Exercise description:
Reproduce every entry exactly, without alteration.

Records from a collection:
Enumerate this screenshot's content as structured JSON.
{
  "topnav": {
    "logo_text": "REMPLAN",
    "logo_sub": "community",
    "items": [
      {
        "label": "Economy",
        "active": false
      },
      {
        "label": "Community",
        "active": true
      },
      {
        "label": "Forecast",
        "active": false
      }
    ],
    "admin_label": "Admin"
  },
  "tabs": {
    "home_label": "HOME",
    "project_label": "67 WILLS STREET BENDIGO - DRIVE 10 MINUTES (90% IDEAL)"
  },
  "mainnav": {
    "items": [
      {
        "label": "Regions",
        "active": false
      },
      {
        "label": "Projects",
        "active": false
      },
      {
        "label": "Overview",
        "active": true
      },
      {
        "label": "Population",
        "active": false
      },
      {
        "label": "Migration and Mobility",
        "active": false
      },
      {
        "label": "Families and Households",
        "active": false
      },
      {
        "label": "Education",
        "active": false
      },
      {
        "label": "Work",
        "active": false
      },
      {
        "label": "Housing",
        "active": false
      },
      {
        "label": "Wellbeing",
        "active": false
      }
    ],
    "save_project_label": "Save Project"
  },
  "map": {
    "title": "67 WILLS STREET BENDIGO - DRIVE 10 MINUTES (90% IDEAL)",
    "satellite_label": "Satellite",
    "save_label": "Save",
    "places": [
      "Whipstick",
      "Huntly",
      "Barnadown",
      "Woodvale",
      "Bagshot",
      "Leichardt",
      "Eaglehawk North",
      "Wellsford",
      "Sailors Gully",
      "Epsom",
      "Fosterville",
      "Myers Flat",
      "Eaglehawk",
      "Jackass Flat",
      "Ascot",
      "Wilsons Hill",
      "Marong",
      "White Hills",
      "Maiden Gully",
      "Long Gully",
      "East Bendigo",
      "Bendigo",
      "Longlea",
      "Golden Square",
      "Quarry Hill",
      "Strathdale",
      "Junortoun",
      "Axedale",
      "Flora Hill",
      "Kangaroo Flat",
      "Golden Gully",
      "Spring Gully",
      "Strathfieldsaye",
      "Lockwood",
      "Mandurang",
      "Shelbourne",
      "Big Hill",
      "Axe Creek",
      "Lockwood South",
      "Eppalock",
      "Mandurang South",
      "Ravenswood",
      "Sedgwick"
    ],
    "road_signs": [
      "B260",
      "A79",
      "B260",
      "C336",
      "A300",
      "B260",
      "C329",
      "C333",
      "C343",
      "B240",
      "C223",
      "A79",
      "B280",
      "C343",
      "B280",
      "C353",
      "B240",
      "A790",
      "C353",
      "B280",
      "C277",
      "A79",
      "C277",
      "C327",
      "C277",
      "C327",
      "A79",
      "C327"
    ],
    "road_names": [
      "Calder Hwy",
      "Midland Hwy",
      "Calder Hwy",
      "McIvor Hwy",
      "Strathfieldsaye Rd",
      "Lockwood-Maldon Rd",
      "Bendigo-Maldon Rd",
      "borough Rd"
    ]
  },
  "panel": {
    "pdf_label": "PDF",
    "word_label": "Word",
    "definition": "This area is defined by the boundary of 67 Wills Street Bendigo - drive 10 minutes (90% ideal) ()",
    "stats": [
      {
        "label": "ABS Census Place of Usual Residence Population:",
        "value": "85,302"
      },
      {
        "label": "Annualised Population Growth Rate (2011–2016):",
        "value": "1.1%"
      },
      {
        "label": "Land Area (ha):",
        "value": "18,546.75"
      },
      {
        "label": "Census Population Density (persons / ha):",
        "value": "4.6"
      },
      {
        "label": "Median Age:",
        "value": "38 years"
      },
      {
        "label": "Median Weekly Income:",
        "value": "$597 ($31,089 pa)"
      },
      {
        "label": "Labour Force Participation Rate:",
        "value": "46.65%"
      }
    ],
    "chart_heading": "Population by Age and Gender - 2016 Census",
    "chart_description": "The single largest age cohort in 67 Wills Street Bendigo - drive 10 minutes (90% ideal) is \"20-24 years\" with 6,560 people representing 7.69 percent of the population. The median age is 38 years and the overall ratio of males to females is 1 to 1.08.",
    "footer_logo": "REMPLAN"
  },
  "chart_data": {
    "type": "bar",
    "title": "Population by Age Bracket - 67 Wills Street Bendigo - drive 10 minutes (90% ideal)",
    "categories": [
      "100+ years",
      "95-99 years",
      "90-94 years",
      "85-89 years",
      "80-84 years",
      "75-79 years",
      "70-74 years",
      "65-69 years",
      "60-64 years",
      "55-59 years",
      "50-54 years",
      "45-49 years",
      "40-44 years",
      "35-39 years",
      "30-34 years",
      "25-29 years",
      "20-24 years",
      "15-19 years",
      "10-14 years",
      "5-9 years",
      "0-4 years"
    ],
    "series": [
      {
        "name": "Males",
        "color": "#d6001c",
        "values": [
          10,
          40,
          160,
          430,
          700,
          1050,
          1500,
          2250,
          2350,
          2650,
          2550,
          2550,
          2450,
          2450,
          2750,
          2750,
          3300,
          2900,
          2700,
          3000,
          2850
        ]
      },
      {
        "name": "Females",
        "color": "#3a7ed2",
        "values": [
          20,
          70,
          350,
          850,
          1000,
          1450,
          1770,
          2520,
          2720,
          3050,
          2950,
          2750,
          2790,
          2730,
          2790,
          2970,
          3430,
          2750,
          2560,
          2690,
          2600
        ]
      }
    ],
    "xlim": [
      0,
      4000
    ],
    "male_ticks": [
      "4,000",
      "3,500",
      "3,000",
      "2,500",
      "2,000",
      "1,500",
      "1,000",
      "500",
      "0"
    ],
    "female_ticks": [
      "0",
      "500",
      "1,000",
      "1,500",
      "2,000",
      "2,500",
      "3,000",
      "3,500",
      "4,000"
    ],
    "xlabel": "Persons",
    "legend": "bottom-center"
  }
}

Task solution:
Enumerate this screenshot's content as structured JSON.
{
  "topnav": {
    "logo_text": "REMPLAN",
    "logo_sub": "community",
    "items": [
      {
        "label": "Economy",
        "active": false
      },
      {
        "label": "Community",
        "active": true
      },
      {
        "label": "Forecast",
        "active": false
      }
    ],
    "admin_label": "Admin"
  },
  "tabs": {
    "home_label": "HOME",
    "project_label": "67 WILLS STREET BENDIGO - DRIVE 10 MINUTES (90% IDEAL)"
  },
  "mainnav": {
    "items": [
      {
        "label": "Regions",
        "active": false
      },
      {
        "label": "Projects",
        "active": false
      },
      {
        "label": "Overview",
        "active": true
      },
      {
        "label": "Population",
        "active": false
      },
      {
        "label": "Migration and Mobility",
        "active": false
      },
      {
        "label": "Families and Households",
        "active": false
      },
      {
        "label": "Education",
        "active": false
      },
      {
        "label": "Work",
        "active": false
      },
      {
        "label": "Housing",
        "active": false
      },
      {
        "label": "Wellbeing",
        "active": false
      }
    ],
    "save_project_label": "Save Project"
  },
  "map": {
    "title": "67 WILLS STREET BENDIGO - DRIVE 10 MINUTES (90% IDEAL)",
    "satellite_label": "Satellite",
    "save_label": "Save",
    "places": [
      "Whipstick",
      "Huntly",
      "Barnadown",
      "Woodvale",
      "Bagshot",
      "Leichardt",
      "Eaglehawk North",
      "Wellsford",
      "Sailors Gully",
      "Epsom",
      "Fosterville",
      "Myers Flat",
      "Eaglehawk",
      "Jackass Flat",
      "Ascot",
      "Wilsons Hill",
      "Marong",
      "White Hills",
      "Maiden Gully",
      "Long Gully",
      "East Bendigo",
      "Bendigo",
      "Longlea",
      "Golden Square",
      "Quarry Hill",
      "Strathdale",
      "Junortoun",
      "Axedale",
      "Flora Hill",
      "Kangaroo Flat",
      "Golden Gully",
      "Spring Gully",
      "Strathfieldsaye",
      "Lockwood",
      "Mandurang",
      "Shelbourne",
      "Big Hill",
      "Axe Creek",
      "Lockwood South",
      "Eppalock",
      "Mandurang South",
      "Ravenswood",
      "Sedgwick"
    ],
    "road_signs": [
      "B260",
      "A79",
      "B260",
      "C336",
      "A300",
      "B260",
      "C329",
      "C333",
      "C343",
      "B240",
      "C223",
      "A79",
      "B280",
      "C343",
      "B280",
      "C353",
      "B240",
      "A790",
      "C353",
      "B280",
      "C277",
      "A79",
      "C277",
      "C327",
      "C277",
      "C327",
      "A79",
      "C327"
    ],
    "road_names": [
      "Calder Hwy",
      "Midland Hwy",
      "Calder Hwy",
      "McIvor Hwy",
      "Strathfieldsaye Rd",
      "Lockwood-Maldon Rd",
      "Bendigo-Maldon Rd",
      "borough Rd"
    ]
  },
  "panel": {
    "pdf_label": "PDF",
    "word_label": "Word",
    "definition": "This area is defined by the boundary of 67 Wills Street Bendigo - drive 10 minutes (90% ideal) ()",
    "stats": [
      {
        "label": "ABS Census Place of Usual Residence Population:",
        "value": "85,302"
      },
      {
        "label": "Annualised Population Growth Rate (2011–2016):",
        "value": "1.1%"
      },
      {
        "label": "Land Area (ha):",
        "value": "18,546.75"
      },
      {
        "label": "Census Population Density (persons / ha):",
        "value": "4.6"
      },
      {
        "label": "Median Age:",
        "value": "38 years"
      },
      {
        "label": "Median Weekly Income:",
        "value": "$597 ($31,089 pa)"
      },
      {
        "label": "Labour Force Participation Rate:",
        "value": "46.65%"
      }
    ],
    "chart_heading": "Population by Age and Gender - 2016 Census",
    "chart_description": "The single largest age cohort in 67 Wills Street Bendigo - drive 10 minutes (90% ideal) is \"20-24 years\" with 6,560 people representing 7.69 percent of the population. The median age is 38 years and the overall ratio of males to females is 1 to 1.08.",
    "footer_logo": "REMPLAN"
  },
  "chart_data": {
    "type": "bar",
    "title": "Population by Age Bracket - 67 Wills Street Bendigo - drive 10 minutes (90% ideal)",
    "categories": [
      "100+ years",
      "95-99 years",
      "90-94 years",
      "85-89 years",
      "80-84 years",
      "75-79 years",
      "70-74 years",
      "65-69 years",
      "60-64 years",
      "55-59 years",
      "50-54 years",
      "45-49 years",
      "40-44 years",
      "35-39 years",
      "30-34 years",
      "25-29 years",
      "20-24 years",
      "15-19 years",
      "10-14 years",
      "5-9 years",
      "0-4 years"
    ],
    "series": [
      {
        "name": "Males",
        "color": "#d6001c",
        "values": [
          10,
          40,
          160,
          430,
          700,
          1050,
          1500,
          2250,
          2350,
          2650,
          2550,
          2550,
          2450,
          2450,
          2750,
          2750,
          3300,
          2900,
          2700,
          3000,
          2850
        ]
      },
      {
        "name": "Females",
        "color": "#3a7ed2",
        "values": [
          20,
          70,
          350,
          850,
          1000,
          1450,
          1770,
          2520,
          2720,
          3050,
          2950,
          2750,
          2790,
          2730,
          2790,
          2970,
          3430,
          2750,
          2560,
          2690,
          2600
        ]
      }
    ],
    "xlim": [
      0,
      4000
    ],
    "male_ticks": [
      "4,000",
      "3,500",
      "3,000",
      "2,500",
      "2,000",
      "1,500",
      "1,000",
      "500",
      "0"
    ],
    "female_ticks": [
      "0",
      "500",
      "1,000",
      "1,500",
      "2,000",
      "2,500",
      "3,000",
      "3,500",
      "4,000"
    ],
    "xlabel": "Persons",
    "legend": "bottom-center"
  }
}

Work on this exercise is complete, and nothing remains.